→ **Task statement**:
Exactly as written, retype the listing below, omitting the pictures.

++++++++++

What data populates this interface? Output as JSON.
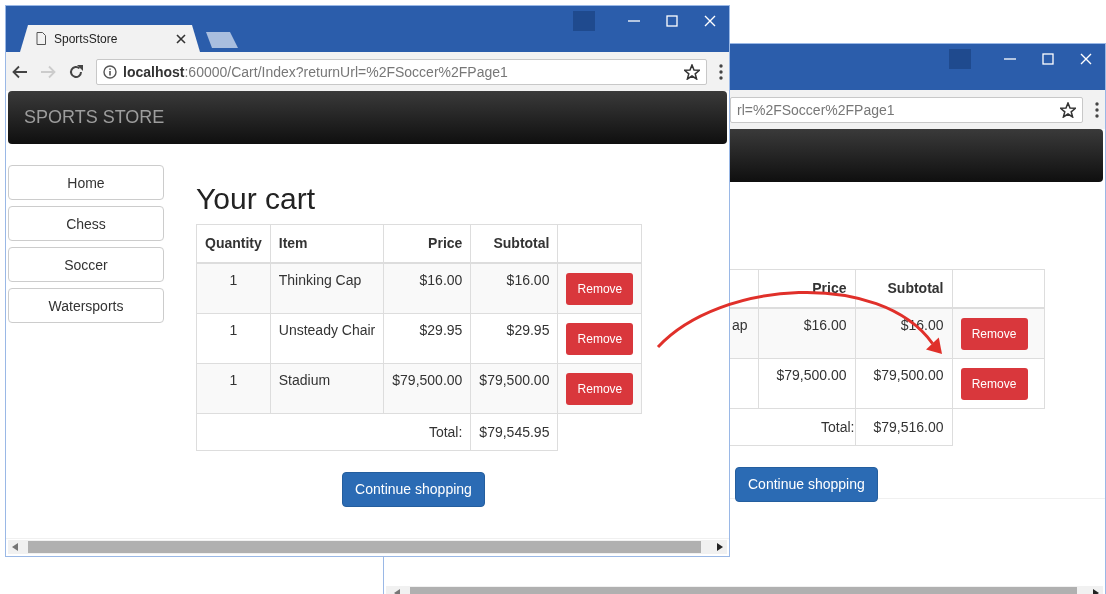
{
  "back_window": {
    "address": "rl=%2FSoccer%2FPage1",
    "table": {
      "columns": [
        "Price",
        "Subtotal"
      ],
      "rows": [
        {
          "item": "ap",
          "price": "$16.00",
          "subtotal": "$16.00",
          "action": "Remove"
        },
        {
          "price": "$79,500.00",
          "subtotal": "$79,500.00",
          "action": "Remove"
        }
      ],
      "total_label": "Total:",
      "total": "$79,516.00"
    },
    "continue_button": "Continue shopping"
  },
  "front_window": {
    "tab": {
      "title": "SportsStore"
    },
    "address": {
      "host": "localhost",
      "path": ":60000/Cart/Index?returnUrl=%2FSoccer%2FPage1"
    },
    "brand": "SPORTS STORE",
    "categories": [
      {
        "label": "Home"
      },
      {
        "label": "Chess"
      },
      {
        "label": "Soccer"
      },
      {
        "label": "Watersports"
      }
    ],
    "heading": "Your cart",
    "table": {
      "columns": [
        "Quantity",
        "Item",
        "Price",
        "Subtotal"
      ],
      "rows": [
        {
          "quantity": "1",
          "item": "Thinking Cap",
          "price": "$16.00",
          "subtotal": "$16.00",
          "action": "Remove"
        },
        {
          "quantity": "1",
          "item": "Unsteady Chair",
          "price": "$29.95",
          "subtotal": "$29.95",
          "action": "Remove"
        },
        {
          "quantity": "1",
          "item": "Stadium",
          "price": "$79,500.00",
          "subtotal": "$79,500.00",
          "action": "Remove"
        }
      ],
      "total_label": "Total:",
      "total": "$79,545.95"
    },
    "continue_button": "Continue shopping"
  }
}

++++++++++

→ **Exercise result**:
What data populates this interface? Output as JSON.
{
  "back_window": {
    "address": "rl=%2FSoccer%2FPage1",
    "table": {
      "columns": [
        "Price",
        "Subtotal"
      ],
      "rows": [
        {
          "item": "ap",
          "price": "$16.00",
          "subtotal": "$16.00",
          "action": "Remove"
        },
        {
          "price": "$79,500.00",
          "subtotal": "$79,500.00",
          "action": "Remove"
        }
      ],
      "total_label": "Total:",
      "total": "$79,516.00"
    },
    "continue_button": "Continue shopping"
  },
  "front_window": {
    "tab": {
      "title": "SportsStore"
    },
    "address": {
      "host": "localhost",
      "path": ":60000/Cart/Index?returnUrl=%2FSoccer%2FPage1"
    },
    "brand": "SPORTS STORE",
    "categories": [
      {
        "label": "Home"
      },
      {
        "label": "Chess"
      },
      {
        "label": "Soccer"
      },
      {
        "label": "Watersports"
      }
    ],
    "heading": "Your cart",
    "table": {
      "columns": [
        "Quantity",
        "Item",
        "Price",
        "Subtotal"
      ],
      "rows": [
        {
          "quantity": "1",
          "item": "Thinking Cap",
          "price": "$16.00",
          "subtotal": "$16.00",
          "action": "Remove"
        },
        {
          "quantity": "1",
          "item": "Unsteady Chair",
          "price": "$29.95",
          "subtotal": "$29.95",
          "action": "Remove"
        },
        {
          "quantity": "1",
          "item": "Stadium",
          "price": "$79,500.00",
          "subtotal": "$79,500.00",
          "action": "Remove"
        }
      ],
      "total_label": "Total:",
      "total": "$79,545.95"
    },
    "continue_button": "Continue shopping"
  }
}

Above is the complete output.